Every line of the data that contains the string "hohen" must be copied.

-- START OF Dataset --

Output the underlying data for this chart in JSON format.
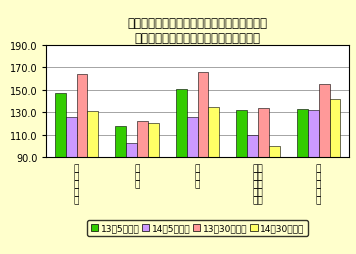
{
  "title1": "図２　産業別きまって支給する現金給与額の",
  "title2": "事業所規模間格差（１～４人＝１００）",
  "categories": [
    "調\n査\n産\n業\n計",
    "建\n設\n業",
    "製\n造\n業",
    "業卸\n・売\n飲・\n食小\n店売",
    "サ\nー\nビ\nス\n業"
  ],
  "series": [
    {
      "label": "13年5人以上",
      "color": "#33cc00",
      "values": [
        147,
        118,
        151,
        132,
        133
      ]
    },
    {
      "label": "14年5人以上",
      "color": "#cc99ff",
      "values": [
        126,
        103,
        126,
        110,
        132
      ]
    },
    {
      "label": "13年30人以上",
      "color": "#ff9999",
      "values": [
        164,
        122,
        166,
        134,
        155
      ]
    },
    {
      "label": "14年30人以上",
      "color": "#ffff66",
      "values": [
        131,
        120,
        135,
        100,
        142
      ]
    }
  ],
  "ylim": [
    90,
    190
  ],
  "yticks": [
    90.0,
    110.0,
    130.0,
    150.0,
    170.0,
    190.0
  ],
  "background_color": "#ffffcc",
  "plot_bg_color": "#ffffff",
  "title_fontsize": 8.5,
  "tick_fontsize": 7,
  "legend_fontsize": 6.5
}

-- END OF Dataset --
-- START OF Dataset --

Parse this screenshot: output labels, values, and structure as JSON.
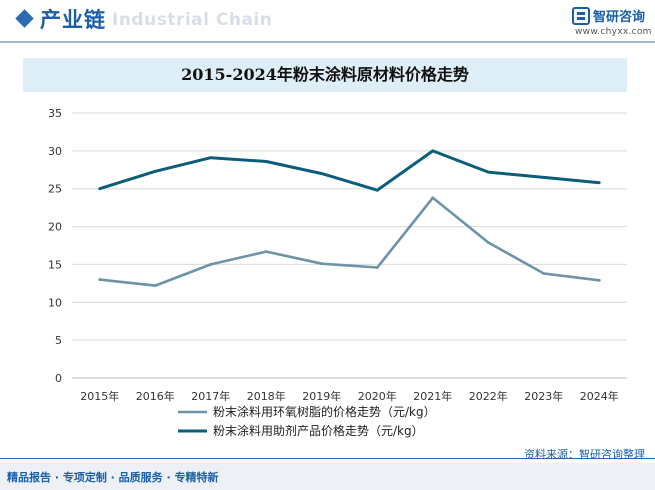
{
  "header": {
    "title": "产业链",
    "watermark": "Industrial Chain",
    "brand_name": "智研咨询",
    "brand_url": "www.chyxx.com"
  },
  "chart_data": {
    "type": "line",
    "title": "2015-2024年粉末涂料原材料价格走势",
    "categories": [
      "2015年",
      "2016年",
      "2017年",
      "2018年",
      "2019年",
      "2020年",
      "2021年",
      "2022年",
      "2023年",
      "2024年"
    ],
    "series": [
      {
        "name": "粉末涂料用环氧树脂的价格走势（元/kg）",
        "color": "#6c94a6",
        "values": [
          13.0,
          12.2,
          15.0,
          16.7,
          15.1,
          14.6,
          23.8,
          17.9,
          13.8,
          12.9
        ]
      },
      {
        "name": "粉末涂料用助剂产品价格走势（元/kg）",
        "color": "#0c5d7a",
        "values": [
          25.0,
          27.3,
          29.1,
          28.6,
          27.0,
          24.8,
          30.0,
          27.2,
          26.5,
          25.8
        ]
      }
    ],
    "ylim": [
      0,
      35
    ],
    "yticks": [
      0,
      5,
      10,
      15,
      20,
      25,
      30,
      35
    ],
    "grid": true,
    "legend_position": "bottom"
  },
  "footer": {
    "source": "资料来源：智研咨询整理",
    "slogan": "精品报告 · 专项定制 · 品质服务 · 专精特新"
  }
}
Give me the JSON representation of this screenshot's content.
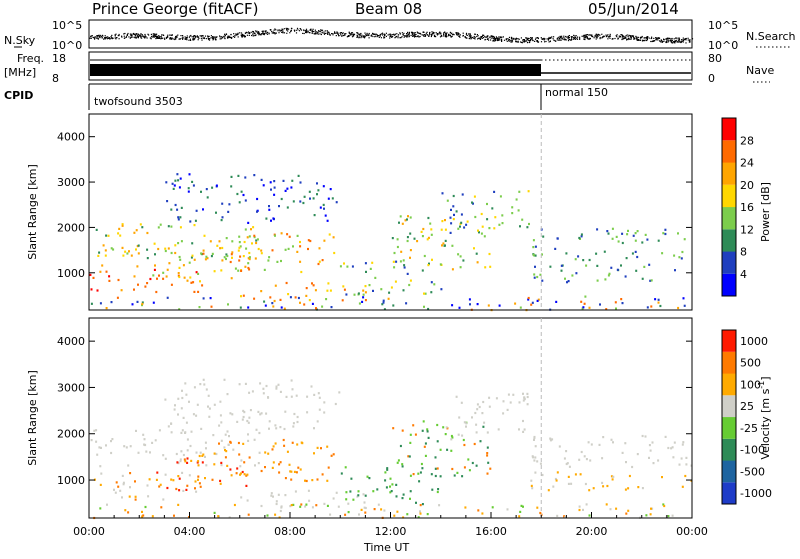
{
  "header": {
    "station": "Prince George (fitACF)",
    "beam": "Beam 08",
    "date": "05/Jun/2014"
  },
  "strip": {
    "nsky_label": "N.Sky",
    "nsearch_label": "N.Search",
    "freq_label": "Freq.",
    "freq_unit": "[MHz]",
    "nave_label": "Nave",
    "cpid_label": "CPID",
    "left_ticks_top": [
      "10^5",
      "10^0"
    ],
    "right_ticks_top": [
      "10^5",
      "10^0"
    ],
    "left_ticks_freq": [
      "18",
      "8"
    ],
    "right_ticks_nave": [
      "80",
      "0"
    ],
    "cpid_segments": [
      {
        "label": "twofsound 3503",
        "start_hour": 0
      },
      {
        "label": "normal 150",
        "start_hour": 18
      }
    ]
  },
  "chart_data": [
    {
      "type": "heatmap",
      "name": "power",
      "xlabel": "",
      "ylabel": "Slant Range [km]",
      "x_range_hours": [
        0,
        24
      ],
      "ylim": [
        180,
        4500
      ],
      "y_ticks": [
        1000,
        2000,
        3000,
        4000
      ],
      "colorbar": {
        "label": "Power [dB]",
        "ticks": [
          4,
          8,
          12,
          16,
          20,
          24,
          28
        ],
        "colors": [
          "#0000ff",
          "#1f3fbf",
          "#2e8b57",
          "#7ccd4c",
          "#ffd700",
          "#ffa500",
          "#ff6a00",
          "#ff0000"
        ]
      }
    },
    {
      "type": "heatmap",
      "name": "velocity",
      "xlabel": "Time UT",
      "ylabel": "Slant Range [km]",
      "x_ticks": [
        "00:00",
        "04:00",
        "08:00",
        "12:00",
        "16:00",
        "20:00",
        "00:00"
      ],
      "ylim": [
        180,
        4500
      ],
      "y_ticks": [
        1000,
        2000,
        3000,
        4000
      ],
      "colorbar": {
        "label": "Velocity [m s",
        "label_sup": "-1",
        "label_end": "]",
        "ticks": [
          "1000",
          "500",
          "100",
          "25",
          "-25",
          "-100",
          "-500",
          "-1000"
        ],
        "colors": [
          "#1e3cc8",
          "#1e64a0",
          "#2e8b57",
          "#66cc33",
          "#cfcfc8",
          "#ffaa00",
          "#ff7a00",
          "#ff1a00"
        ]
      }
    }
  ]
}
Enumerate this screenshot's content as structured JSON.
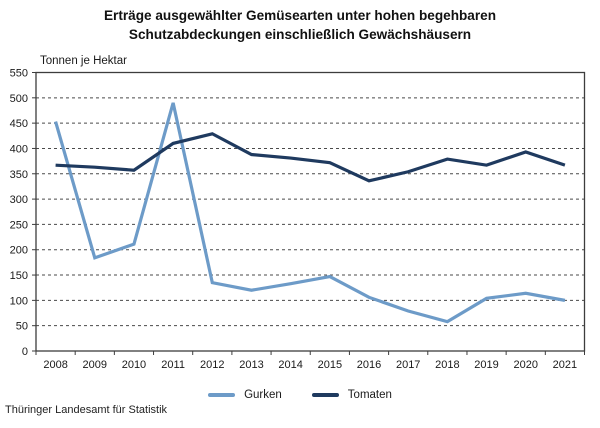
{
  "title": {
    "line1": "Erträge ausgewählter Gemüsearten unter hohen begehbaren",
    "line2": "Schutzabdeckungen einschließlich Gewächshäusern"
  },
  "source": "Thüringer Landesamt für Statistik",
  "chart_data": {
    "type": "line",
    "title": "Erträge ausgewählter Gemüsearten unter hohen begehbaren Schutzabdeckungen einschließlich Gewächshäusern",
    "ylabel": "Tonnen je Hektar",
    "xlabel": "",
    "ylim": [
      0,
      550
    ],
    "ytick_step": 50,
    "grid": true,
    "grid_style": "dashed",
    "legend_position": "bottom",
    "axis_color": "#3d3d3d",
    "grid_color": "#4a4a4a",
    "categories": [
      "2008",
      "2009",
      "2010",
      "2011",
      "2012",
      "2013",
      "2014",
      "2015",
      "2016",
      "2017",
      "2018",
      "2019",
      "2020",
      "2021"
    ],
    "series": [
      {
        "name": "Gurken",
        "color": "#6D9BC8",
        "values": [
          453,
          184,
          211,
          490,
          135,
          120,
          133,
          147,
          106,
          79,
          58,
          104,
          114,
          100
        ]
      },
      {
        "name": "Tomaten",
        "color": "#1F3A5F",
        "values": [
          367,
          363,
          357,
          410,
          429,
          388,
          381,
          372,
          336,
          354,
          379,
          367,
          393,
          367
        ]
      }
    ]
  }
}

-- END OF Dataset --

• _Expected answer_:
    "line1": "Erträge ausgewählter Gemüsearten unter hohen begehbaren",
    "title": "Erträge ausgewählter Gemüsearten unter hohen begehbaren Schutzabdeckungen einschließlich Gewächshäusern",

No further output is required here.